--- Challenge ---
Transcribe all of the material exactly, except for its pictures.

— START Data for the task —

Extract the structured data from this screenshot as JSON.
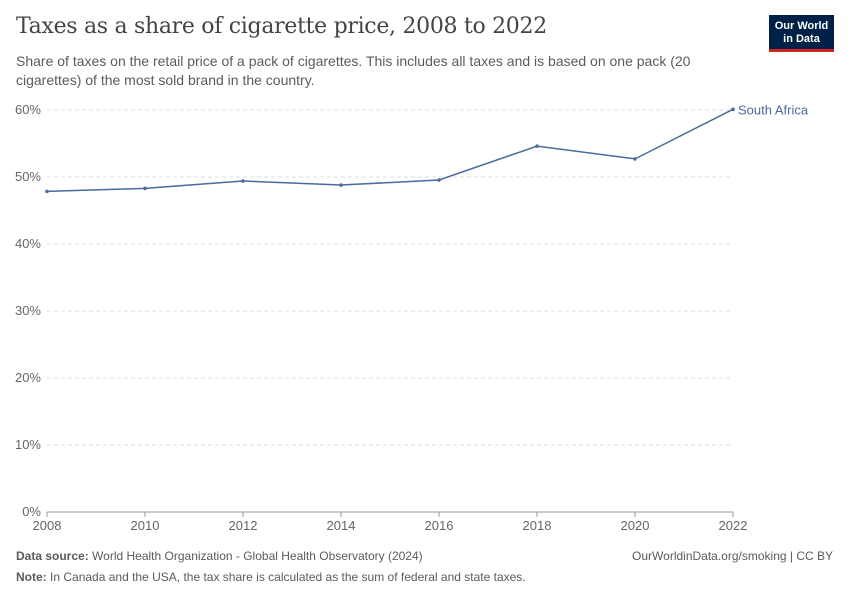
{
  "title": "Taxes as a share of cigarette price, 2008 to 2022",
  "subtitle": "Share of taxes on the retail price of a pack of cigarettes. This includes all taxes and is based on one pack (20 cigarettes) of the most sold brand in the country.",
  "logo": {
    "line1": "Our World",
    "line2": "in Data"
  },
  "footer": {
    "source_label": "Data source:",
    "source": "World Health Organization - Global Health Observatory (2024)",
    "credit": "OurWorldinData.org/smoking | CC BY",
    "note_label": "Note:",
    "note": "In Canada and the USA, the tax share is calculated as the sum of federal and state taxes."
  },
  "chart_data": {
    "type": "line",
    "x": [
      2008,
      2010,
      2012,
      2014,
      2016,
      2018,
      2020,
      2022
    ],
    "series": [
      {
        "name": "South Africa",
        "values": [
          47.85,
          48.3,
          49.4,
          48.8,
          49.55,
          54.6,
          52.7,
          60.1
        ],
        "color": "#4c6a9c"
      }
    ],
    "xlim": [
      2008,
      2022
    ],
    "ylim": [
      0,
      60
    ],
    "xticks": [
      "2008",
      "2010",
      "2012",
      "2014",
      "2016",
      "2018",
      "2020",
      "2022"
    ],
    "yticks": [
      "0%",
      "10%",
      "20%",
      "30%",
      "40%",
      "50%",
      "60%"
    ],
    "grid": "horizontal dashed",
    "legend": "line-end label"
  }
}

— END Data for the task —

--- Full answer ---
Extract the structured data from this screenshot as JSON.
{
  "title": "Taxes as a share of cigarette price, 2008 to 2022",
  "subtitle": "Share of taxes on the retail price of a pack of cigarettes. This includes all taxes and is based on one pack (20 cigarettes) of the most sold brand in the country.",
  "logo": {
    "line1": "Our World",
    "line2": "in Data"
  },
  "footer": {
    "source_label": "Data source:",
    "source": "World Health Organization - Global Health Observatory (2024)",
    "credit": "OurWorldinData.org/smoking | CC BY",
    "note_label": "Note:",
    "note": "In Canada and the USA, the tax share is calculated as the sum of federal and state taxes."
  },
  "chart_data": {
    "type": "line",
    "x": [
      2008,
      2010,
      2012,
      2014,
      2016,
      2018,
      2020,
      2022
    ],
    "series": [
      {
        "name": "South Africa",
        "values": [
          47.85,
          48.3,
          49.4,
          48.8,
          49.55,
          54.6,
          52.7,
          60.1
        ],
        "color": "#4c6a9c"
      }
    ],
    "xlim": [
      2008,
      2022
    ],
    "ylim": [
      0,
      60
    ],
    "xticks": [
      "2008",
      "2010",
      "2012",
      "2014",
      "2016",
      "2018",
      "2020",
      "2022"
    ],
    "yticks": [
      "0%",
      "10%",
      "20%",
      "30%",
      "40%",
      "50%",
      "60%"
    ],
    "grid": "horizontal dashed",
    "legend": "line-end label"
  }
}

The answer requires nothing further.